*PAGE TEXT*
****************************************
Engineers relied on analog methods until the arrival of commercial computers in the 1970s, which had sufficient capacity and an affordable price to begin the digital transformation. Here’s a summary of the history of engineering tools that every energy engineer relies on.
Engineering 1.0 era – pre-history to 1760
Early engineering relied on simple tools:
- Papyrus, and then parchment for writing and drawings.
- Straightedges and t-squares to draw lines.
- Ropes to measure distances.
- Plumb-bobs to ensure a vertical line.
- Wooden models.
- Arithmetic and basic geometry,
Design drawings were closer to artistic sketches than the technical drawings we see on monitors today.
The advantage was that any illiterate craftsman could understand and produce the designs. The drawings were sufficient to build pyramids, temples, aqueducts, roads, bridges, churches, castles and fortresses.
The disadvantages included lots of verbal communication to clarify requirements, experimentation to reduce structural failures, the inability to work offsite, and an occasional lack of symmetry.
Once Brunelleschi established the laws of linear perspective in Florence, Italy, by 1420, early engineers could realistically depict mechanical devices for the first time.
****************************************
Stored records
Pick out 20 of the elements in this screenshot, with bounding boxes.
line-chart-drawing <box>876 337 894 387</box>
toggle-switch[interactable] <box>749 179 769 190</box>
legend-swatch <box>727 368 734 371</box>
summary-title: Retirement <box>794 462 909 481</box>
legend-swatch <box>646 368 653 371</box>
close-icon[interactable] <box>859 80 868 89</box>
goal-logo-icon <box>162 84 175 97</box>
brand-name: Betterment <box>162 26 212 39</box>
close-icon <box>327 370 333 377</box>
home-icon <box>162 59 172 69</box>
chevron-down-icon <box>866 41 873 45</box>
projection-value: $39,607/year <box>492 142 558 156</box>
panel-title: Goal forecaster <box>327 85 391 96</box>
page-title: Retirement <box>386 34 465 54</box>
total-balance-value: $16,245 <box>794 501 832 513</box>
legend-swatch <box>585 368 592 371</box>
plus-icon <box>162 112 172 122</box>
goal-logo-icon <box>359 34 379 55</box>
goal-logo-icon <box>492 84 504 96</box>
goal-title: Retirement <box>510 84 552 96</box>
****************************************
*GIVEN EXERCISE*
In the history of engineering tools, what did early engineers use ropes for? These records were taken from a different source.

*SOLUTION BELOW*
To measure distances.